**Exercise goal:** From the line containing "Serialize everything readable" to the end of the listing, write out every line exactly; leave out everything else.

**Exercise material:**
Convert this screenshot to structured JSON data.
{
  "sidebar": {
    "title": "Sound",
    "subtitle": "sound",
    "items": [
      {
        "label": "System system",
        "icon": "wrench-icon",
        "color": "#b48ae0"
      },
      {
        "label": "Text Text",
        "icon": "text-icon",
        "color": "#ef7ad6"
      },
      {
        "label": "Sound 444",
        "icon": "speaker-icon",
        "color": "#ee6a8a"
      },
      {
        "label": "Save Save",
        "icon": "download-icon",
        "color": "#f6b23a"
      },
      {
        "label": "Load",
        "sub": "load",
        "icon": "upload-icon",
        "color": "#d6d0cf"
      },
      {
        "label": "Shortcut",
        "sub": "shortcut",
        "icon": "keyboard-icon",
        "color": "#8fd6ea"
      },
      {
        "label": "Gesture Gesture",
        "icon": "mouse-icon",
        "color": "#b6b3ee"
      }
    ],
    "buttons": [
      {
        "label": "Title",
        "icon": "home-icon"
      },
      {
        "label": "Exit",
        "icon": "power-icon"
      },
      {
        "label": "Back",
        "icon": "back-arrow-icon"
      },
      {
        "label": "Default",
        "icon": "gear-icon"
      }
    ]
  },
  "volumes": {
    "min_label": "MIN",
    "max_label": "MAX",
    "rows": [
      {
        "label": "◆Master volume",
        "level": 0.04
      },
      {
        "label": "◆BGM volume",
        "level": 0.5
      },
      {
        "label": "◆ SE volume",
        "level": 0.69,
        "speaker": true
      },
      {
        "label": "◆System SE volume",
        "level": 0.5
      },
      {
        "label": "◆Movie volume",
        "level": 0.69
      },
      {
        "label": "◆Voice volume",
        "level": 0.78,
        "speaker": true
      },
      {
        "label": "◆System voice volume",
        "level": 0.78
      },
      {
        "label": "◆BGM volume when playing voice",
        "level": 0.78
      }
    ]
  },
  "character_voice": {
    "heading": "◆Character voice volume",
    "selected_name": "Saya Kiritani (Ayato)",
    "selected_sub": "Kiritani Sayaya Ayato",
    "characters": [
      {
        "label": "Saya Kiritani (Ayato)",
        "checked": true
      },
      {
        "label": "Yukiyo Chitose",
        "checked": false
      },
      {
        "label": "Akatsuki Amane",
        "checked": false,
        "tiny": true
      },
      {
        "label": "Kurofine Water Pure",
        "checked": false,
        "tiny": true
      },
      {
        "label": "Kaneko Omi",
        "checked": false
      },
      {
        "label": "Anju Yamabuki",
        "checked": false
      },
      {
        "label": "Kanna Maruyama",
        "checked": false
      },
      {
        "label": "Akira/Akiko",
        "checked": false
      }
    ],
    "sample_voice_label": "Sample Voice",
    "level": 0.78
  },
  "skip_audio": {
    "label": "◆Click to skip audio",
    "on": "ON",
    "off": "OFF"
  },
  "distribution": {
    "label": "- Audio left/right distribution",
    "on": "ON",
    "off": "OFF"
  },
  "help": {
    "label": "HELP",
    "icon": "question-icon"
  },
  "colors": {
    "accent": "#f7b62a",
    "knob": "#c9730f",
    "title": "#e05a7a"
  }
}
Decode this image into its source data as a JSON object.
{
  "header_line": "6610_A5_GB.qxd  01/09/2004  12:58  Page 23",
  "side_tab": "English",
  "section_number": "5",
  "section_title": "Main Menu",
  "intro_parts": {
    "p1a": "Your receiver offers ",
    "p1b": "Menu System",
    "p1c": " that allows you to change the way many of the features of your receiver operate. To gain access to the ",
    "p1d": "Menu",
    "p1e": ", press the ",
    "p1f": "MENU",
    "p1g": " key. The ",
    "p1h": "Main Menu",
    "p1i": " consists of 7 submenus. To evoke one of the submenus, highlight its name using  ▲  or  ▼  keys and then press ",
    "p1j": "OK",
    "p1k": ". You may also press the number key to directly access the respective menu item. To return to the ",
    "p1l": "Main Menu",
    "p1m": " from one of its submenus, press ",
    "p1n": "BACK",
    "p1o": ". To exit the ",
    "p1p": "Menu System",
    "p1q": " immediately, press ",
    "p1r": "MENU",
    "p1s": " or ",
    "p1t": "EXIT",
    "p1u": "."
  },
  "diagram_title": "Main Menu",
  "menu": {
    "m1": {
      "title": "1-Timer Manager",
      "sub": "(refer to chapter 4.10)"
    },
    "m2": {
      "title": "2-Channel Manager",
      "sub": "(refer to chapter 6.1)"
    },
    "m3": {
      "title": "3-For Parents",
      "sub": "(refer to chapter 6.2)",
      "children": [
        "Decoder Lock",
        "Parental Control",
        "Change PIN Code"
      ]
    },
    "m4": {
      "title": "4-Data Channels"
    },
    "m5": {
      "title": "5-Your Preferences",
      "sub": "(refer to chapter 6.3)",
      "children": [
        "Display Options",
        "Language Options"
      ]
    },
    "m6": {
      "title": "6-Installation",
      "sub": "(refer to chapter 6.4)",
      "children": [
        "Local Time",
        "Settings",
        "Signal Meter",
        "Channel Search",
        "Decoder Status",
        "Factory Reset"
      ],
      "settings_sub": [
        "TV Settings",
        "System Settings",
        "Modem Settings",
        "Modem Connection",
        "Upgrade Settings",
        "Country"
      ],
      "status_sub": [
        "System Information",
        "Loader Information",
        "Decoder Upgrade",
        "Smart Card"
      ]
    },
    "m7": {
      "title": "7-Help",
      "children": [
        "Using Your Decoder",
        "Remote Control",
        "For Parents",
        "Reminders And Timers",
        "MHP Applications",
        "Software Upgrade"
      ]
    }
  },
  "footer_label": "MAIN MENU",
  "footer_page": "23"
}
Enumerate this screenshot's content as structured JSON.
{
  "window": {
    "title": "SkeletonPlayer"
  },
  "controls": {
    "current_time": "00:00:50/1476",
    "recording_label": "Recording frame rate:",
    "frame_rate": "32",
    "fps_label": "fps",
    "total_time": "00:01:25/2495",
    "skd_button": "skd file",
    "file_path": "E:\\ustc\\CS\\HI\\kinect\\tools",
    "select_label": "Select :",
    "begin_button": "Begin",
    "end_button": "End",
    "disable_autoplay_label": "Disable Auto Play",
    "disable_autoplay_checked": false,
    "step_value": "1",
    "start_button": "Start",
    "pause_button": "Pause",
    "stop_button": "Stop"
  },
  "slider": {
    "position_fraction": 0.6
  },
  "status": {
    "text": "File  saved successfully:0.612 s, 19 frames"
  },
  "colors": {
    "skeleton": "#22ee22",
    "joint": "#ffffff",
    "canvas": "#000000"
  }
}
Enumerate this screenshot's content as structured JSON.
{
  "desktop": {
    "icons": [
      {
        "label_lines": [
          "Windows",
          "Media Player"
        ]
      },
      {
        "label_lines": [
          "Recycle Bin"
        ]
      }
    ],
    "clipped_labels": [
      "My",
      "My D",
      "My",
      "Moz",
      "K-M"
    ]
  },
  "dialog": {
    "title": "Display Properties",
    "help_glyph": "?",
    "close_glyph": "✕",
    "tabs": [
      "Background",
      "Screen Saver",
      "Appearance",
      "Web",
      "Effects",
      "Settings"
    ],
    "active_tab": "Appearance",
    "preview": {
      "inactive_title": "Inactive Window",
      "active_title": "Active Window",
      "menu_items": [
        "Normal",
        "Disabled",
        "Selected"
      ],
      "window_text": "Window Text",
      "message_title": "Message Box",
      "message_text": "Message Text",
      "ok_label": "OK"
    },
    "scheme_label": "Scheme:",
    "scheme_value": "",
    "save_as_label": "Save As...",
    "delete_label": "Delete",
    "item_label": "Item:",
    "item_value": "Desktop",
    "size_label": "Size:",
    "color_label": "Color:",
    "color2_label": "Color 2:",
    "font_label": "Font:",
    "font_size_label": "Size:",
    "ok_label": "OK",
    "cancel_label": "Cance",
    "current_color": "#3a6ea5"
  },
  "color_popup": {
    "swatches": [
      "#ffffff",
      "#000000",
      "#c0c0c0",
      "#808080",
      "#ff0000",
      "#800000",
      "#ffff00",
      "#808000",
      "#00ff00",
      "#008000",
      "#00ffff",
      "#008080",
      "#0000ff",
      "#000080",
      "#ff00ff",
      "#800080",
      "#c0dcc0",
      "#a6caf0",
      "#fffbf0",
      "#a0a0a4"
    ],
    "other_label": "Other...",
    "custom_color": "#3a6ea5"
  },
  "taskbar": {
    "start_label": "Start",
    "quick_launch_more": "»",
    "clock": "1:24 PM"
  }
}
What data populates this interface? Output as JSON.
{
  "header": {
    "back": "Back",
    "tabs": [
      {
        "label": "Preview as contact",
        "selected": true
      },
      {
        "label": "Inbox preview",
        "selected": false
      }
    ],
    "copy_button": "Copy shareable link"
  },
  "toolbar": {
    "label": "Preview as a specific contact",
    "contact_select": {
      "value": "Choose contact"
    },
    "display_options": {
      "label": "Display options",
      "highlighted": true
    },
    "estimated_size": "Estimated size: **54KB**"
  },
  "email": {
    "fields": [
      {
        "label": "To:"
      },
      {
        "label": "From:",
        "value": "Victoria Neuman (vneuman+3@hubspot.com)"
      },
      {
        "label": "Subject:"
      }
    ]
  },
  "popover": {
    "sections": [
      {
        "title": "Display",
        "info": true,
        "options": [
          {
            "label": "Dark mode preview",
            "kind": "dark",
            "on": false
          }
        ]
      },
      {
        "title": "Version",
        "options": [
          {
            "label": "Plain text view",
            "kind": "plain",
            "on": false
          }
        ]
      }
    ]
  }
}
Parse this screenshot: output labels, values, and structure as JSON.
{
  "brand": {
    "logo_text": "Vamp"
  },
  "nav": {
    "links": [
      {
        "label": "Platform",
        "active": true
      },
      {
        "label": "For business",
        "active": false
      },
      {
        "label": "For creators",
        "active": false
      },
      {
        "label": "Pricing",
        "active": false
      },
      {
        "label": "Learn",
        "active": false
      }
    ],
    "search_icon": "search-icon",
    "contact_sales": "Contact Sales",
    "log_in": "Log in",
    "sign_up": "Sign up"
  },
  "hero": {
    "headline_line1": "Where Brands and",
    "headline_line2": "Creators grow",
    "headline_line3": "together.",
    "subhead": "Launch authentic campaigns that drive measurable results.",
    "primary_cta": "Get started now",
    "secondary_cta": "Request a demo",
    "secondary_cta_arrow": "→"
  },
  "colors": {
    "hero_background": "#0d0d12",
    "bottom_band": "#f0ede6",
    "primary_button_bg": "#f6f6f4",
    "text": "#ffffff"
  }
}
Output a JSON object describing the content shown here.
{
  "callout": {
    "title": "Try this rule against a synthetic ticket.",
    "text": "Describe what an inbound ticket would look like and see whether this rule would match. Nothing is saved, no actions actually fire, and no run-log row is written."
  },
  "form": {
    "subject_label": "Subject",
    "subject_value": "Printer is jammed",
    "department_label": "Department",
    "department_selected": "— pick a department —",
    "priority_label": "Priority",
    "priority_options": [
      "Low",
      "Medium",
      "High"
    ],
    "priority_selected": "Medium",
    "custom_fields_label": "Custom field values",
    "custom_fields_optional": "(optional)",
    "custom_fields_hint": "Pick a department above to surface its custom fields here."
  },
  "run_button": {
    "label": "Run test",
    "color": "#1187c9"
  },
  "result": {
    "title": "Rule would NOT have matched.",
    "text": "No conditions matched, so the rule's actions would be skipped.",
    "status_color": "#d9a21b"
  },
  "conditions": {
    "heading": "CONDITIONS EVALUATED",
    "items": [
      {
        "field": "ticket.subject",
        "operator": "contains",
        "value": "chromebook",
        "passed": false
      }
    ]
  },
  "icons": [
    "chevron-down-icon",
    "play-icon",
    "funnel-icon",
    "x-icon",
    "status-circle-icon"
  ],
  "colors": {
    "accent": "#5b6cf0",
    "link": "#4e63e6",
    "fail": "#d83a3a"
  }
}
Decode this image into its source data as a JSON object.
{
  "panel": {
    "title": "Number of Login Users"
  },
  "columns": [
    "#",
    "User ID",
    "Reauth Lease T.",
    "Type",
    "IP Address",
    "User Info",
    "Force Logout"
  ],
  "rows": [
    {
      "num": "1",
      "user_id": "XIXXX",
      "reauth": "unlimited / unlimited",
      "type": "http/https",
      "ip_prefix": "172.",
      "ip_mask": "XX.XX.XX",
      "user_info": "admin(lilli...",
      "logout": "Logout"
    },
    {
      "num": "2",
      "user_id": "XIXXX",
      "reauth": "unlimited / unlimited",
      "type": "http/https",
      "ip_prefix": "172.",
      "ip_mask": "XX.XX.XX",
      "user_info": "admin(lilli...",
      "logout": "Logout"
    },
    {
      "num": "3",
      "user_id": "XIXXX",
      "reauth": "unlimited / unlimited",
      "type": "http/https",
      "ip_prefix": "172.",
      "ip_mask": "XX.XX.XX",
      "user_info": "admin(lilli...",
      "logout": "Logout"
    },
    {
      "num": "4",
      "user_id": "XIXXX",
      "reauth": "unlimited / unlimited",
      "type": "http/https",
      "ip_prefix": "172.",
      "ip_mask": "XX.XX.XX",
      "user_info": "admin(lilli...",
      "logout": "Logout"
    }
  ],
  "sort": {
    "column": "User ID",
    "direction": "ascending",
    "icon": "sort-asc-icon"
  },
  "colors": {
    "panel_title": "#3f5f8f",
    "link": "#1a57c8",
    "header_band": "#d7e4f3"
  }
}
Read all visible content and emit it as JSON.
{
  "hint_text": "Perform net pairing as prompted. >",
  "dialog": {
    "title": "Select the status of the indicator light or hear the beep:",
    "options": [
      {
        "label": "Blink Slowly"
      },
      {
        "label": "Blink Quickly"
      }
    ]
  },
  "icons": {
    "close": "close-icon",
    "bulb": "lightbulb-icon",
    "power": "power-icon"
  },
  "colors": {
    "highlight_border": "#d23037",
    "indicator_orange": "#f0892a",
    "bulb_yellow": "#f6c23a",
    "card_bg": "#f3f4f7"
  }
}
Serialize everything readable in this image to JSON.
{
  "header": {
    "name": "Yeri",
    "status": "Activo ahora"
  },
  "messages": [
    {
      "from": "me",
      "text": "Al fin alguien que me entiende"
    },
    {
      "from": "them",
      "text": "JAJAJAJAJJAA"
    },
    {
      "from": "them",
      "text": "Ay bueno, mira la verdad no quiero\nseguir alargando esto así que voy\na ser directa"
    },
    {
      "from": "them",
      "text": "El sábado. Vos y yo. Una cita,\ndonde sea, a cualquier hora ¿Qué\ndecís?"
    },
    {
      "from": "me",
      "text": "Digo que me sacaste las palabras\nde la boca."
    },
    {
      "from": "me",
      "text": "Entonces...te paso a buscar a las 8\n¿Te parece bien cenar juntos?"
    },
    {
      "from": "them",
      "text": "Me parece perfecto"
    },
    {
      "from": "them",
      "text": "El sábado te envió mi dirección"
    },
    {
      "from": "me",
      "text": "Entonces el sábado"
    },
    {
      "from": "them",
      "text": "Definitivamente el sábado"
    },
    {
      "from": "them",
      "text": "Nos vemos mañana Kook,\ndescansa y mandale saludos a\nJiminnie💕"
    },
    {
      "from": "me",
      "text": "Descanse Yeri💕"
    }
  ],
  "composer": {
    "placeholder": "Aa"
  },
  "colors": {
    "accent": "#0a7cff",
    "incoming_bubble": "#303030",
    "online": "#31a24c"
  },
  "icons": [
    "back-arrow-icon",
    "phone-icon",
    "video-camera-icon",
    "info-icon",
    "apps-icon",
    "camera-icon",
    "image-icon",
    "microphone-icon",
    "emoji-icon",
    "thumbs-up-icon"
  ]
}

**Exercise output:**
Serialize everything readable in this image to JSON.
{
  "header": {
    "name": "Yeri",
    "status": "Activo ahora"
  },
  "messages": [
    {
      "from": "me",
      "text": "Al fin alguien que me entiende"
    },
    {
      "from": "them",
      "text": "JAJAJAJAJJAA"
    },
    {
      "from": "them",
      "text": "Ay bueno, mira la verdad no quiero\nseguir alargando esto así que voy\na ser directa"
    },
    {
      "from": "them",
      "text": "El sábado. Vos y yo. Una cita,\ndonde sea, a cualquier hora ¿Qué\ndecís?"
    },
    {
      "from": "me",
      "text": "Digo que me sacaste las palabras\nde la boca."
    },
    {
      "from": "me",
      "text": "Entonces...te paso a buscar a las 8\n¿Te parece bien cenar juntos?"
    },
    {
      "from": "them",
      "text": "Me parece perfecto"
    },
    {
      "from": "them",
      "text": "El sábado te envió mi dirección"
    },
    {
      "from": "me",
      "text": "Entonces el sábado"
    },
    {
      "from": "them",
      "text": "Definitivamente el sábado"
    },
    {
      "from": "them",
      "text": "Nos vemos mañana Kook,\ndescansa y mandale saludos a\nJiminnie💕"
    },
    {
      "from": "me",
      "text": "Descanse Yeri💕"
    }
  ],
  "composer": {
    "placeholder": "Aa"
  },
  "colors": {
    "accent": "#0a7cff",
    "incoming_bubble": "#303030",
    "online": "#31a24c"
  },
  "icons": [
    "back-arrow-icon",
    "phone-icon",
    "video-camera-icon",
    "info-icon",
    "apps-icon",
    "camera-icon",
    "image-icon",
    "microphone-icon",
    "emoji-icon",
    "thumbs-up-icon"
  ]
}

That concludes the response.